● **Layout element annotations**:

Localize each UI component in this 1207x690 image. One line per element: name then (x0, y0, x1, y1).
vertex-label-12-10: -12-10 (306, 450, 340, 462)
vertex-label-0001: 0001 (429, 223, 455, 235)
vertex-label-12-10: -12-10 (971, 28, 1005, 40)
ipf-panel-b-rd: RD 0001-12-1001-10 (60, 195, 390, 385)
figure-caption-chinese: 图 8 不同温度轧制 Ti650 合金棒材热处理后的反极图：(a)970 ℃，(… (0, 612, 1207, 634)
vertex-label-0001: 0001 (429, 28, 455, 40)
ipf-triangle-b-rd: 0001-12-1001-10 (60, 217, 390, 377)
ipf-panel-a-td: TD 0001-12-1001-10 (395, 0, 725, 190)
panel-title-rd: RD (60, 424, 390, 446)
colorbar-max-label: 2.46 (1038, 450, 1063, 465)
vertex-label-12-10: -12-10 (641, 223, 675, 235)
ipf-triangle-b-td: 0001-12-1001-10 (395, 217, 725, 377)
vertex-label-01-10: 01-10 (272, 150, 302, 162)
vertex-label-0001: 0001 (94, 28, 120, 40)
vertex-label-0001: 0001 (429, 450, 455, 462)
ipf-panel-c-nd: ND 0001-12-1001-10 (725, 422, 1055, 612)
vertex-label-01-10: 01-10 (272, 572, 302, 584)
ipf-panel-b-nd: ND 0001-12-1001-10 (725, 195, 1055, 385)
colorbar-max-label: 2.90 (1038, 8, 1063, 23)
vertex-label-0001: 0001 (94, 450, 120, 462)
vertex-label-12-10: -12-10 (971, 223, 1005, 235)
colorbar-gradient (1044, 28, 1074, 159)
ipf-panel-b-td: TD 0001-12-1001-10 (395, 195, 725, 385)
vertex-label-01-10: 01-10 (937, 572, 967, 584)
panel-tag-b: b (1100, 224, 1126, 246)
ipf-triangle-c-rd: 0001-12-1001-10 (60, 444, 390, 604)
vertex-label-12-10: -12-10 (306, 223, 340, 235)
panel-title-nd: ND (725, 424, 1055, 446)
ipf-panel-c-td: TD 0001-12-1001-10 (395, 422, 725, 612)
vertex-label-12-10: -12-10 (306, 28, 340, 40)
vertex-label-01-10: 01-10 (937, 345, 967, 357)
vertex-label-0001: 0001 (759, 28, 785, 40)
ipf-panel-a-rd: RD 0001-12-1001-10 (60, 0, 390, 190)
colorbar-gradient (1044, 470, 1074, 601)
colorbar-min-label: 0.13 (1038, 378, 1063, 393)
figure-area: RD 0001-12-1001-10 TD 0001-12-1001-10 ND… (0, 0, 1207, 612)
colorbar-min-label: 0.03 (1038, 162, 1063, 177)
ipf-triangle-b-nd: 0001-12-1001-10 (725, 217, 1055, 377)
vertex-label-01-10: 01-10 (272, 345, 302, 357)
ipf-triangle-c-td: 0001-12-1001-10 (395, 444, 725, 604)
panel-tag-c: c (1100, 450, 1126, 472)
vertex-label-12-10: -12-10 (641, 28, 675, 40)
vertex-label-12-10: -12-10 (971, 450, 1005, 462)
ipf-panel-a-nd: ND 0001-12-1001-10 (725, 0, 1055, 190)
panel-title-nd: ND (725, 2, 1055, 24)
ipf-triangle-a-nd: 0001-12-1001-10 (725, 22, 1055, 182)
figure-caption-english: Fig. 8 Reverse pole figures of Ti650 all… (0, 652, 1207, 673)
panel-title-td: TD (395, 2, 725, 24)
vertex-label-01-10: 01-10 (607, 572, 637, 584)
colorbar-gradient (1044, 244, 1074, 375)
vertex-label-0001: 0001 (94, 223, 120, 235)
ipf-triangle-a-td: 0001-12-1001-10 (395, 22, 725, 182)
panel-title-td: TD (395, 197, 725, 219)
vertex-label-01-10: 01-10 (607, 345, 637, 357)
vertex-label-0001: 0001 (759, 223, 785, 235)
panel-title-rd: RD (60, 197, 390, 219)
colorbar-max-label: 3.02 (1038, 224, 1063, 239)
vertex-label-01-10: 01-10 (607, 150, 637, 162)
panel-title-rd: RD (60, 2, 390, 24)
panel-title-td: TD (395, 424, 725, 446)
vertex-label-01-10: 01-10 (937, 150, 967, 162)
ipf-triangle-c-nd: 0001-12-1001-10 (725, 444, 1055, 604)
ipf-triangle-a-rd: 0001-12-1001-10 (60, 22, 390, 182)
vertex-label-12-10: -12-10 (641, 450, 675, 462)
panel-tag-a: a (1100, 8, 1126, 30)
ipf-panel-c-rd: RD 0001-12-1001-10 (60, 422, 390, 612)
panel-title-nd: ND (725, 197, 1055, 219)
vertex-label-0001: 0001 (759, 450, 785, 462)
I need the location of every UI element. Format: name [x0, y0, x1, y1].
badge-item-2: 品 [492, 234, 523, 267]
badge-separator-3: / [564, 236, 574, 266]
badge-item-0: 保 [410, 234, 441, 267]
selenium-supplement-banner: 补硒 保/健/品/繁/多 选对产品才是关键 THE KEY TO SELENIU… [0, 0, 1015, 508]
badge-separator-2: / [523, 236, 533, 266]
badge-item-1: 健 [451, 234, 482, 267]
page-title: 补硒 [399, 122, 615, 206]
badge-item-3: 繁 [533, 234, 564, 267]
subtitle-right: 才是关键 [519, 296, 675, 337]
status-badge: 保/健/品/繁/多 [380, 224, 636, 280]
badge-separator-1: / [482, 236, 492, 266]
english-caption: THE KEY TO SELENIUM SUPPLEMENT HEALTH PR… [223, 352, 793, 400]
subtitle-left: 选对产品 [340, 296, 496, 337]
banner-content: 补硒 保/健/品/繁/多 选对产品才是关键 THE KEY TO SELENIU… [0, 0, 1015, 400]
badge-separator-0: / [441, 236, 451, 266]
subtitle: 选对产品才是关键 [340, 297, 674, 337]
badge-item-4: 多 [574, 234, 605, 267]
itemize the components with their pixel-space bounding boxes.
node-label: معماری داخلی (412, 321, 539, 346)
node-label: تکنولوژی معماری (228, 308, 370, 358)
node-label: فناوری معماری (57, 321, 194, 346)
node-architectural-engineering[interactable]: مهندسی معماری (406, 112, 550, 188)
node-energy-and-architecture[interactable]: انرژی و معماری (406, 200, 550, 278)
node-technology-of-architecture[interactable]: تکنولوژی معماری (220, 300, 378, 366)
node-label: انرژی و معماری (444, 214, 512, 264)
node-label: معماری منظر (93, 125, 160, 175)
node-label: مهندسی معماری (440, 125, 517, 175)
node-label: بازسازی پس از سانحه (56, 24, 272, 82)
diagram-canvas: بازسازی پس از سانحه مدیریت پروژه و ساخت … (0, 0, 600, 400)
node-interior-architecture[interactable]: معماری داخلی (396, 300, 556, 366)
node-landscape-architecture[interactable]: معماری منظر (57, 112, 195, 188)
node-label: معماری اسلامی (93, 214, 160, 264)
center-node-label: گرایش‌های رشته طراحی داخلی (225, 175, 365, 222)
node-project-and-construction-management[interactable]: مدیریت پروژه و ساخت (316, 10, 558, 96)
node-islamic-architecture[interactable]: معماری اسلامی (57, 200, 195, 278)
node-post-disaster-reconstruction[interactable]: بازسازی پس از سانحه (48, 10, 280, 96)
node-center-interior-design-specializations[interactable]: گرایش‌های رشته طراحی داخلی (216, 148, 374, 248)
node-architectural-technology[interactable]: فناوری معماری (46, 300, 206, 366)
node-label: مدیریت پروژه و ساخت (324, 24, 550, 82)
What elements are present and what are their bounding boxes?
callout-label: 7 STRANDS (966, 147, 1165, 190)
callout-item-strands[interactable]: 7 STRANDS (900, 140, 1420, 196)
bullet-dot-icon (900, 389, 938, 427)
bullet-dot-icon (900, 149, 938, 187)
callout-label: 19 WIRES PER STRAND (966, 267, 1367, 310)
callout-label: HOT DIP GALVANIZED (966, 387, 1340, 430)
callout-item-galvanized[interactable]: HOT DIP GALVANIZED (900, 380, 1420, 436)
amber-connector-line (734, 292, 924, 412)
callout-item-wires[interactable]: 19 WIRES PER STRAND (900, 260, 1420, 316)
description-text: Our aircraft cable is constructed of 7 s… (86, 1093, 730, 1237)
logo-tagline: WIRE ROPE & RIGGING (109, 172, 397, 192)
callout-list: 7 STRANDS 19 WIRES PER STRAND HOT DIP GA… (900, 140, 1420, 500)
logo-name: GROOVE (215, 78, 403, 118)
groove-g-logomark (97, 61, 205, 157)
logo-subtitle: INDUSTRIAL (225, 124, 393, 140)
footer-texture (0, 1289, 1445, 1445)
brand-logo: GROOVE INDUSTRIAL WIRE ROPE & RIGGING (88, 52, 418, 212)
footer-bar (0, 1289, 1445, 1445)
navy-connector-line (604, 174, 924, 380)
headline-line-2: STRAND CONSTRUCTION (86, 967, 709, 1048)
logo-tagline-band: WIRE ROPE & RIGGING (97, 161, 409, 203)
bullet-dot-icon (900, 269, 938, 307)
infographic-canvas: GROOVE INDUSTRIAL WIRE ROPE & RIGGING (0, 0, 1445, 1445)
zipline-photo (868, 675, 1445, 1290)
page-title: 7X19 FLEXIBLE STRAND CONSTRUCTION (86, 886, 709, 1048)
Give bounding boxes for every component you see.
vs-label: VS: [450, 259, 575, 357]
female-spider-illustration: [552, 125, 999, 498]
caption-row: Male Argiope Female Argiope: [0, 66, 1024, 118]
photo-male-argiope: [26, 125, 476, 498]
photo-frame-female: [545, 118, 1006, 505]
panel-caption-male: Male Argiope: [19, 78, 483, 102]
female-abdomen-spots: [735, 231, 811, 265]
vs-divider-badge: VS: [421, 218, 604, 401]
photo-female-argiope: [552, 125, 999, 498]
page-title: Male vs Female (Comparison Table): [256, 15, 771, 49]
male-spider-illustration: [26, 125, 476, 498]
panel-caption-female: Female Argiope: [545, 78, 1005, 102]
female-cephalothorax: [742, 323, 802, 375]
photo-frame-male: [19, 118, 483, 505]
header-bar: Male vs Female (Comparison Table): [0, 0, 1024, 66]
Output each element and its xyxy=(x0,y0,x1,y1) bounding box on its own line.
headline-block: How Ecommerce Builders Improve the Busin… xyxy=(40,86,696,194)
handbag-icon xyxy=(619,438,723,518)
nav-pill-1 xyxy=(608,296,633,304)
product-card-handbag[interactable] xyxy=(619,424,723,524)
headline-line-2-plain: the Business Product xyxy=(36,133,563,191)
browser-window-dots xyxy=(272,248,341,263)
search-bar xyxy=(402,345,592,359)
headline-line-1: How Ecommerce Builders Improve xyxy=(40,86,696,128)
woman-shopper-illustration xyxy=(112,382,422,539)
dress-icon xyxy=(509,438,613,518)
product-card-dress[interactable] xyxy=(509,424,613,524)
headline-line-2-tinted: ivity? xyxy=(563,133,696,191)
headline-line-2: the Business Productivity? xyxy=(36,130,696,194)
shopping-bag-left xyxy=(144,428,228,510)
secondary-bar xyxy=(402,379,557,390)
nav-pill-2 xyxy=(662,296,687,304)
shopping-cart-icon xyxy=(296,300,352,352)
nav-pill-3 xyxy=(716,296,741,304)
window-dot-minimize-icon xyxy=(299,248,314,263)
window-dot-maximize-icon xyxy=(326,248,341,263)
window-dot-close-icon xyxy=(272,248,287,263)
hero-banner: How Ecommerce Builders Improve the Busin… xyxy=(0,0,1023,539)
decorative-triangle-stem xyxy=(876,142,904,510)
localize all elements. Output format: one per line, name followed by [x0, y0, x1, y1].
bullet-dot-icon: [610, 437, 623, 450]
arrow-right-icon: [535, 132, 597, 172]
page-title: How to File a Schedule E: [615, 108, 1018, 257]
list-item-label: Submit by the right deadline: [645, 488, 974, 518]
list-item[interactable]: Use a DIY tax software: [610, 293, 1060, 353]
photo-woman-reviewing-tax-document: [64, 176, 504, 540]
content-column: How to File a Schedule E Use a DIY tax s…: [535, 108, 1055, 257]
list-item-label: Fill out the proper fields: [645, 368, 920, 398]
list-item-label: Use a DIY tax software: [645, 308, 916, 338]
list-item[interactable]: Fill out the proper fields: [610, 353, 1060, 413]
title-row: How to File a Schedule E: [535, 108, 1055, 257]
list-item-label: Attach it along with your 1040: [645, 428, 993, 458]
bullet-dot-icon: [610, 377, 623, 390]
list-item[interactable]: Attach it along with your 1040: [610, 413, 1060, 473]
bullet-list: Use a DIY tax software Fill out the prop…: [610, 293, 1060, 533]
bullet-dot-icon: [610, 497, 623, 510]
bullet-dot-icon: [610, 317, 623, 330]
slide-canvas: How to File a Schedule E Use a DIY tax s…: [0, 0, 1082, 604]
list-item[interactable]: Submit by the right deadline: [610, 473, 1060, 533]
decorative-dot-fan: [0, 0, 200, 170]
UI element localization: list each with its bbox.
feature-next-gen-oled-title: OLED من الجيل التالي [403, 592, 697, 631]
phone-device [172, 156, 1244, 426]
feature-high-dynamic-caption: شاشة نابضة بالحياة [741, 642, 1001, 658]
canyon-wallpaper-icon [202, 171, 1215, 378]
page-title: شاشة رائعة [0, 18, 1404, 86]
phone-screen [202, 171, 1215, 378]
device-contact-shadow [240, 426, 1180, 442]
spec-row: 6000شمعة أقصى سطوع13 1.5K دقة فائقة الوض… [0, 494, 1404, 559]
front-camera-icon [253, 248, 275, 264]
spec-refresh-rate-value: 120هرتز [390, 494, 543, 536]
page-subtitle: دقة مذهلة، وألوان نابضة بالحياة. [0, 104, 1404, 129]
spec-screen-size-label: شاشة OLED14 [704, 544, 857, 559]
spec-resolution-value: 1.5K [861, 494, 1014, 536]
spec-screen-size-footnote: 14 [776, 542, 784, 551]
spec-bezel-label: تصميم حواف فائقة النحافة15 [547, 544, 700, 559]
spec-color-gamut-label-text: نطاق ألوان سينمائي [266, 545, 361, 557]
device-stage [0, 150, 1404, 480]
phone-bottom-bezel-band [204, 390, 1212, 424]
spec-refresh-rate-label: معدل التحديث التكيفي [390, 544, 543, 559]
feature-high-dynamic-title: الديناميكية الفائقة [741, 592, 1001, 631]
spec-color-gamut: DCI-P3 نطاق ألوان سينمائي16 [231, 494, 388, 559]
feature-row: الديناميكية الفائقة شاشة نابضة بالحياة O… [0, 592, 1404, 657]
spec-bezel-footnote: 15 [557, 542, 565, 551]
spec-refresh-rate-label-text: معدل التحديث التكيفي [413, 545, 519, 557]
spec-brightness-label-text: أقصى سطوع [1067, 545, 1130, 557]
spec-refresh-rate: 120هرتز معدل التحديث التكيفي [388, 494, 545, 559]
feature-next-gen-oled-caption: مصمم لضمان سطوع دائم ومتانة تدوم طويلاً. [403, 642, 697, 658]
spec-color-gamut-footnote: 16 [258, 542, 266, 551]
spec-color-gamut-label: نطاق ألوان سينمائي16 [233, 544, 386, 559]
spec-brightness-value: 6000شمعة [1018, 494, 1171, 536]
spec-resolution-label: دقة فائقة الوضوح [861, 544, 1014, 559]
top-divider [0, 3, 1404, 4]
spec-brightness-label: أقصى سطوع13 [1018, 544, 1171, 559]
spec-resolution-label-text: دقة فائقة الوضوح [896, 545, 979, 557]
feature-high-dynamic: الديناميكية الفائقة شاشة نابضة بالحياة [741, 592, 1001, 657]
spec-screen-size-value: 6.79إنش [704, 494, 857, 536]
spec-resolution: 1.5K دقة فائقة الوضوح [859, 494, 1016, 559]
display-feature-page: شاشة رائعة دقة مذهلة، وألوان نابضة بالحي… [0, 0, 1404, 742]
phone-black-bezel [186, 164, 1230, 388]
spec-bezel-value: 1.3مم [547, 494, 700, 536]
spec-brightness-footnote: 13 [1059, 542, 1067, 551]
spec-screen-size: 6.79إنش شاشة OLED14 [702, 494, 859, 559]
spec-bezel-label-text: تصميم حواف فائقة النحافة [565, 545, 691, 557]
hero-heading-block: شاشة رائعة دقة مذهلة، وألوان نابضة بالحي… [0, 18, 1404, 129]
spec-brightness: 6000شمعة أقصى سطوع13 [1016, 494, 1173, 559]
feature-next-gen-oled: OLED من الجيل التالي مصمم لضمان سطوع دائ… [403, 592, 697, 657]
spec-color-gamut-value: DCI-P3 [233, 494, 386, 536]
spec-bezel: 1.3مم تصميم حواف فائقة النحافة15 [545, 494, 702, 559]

● **WHAT IS ASKED**: Copy the listing word for word, starting at its first line and ending at the line containing "ipf-triangle-c-rd: 0001-12-1001-10 (60, 444, 390, 604)", with both of those lines included.

● **TASK OUTPUT**:
Localize each UI component in this 1207x690 image. One line per element: name then (x0, y0, x1, y1).
vertex-label-12-10: -12-10 (306, 450, 340, 462)
vertex-label-0001: 0001 (429, 223, 455, 235)
vertex-label-12-10: -12-10 (971, 28, 1005, 40)
ipf-panel-b-rd: RD 0001-12-1001-10 (60, 195, 390, 385)
figure-caption-chinese: 图 8 不同温度轧制 Ti650 合金棒材热处理后的反极图：(a)970 ℃，(… (0, 612, 1207, 634)
vertex-label-0001: 0001 (429, 28, 455, 40)
ipf-triangle-b-rd: 0001-12-1001-10 (60, 217, 390, 377)
ipf-panel-a-td: TD 0001-12-1001-10 (395, 0, 725, 190)
panel-title-rd: RD (60, 424, 390, 446)
colorbar-max-label: 2.46 (1038, 450, 1063, 465)
vertex-label-12-10: -12-10 (641, 223, 675, 235)
ipf-triangle-b-td: 0001-12-1001-10 (395, 217, 725, 377)
vertex-label-01-10: 01-10 (272, 150, 302, 162)
vertex-label-0001: 0001 (94, 28, 120, 40)
vertex-label-0001: 0001 (429, 450, 455, 462)
ipf-panel-c-nd: ND 0001-12-1001-10 (725, 422, 1055, 612)
vertex-label-01-10: 01-10 (272, 572, 302, 584)
ipf-panel-b-nd: ND 0001-12-1001-10 (725, 195, 1055, 385)
colorbar-max-label: 2.90 (1038, 8, 1063, 23)
vertex-label-0001: 0001 (94, 450, 120, 462)
vertex-label-12-10: -12-10 (971, 223, 1005, 235)
colorbar-gradient (1044, 28, 1074, 159)
ipf-panel-b-td: TD 0001-12-1001-10 (395, 195, 725, 385)
vertex-label-01-10: 01-10 (937, 572, 967, 584)
panel-tag-b: b (1100, 224, 1126, 246)
ipf-triangle-c-rd: 0001-12-1001-10 (60, 444, 390, 604)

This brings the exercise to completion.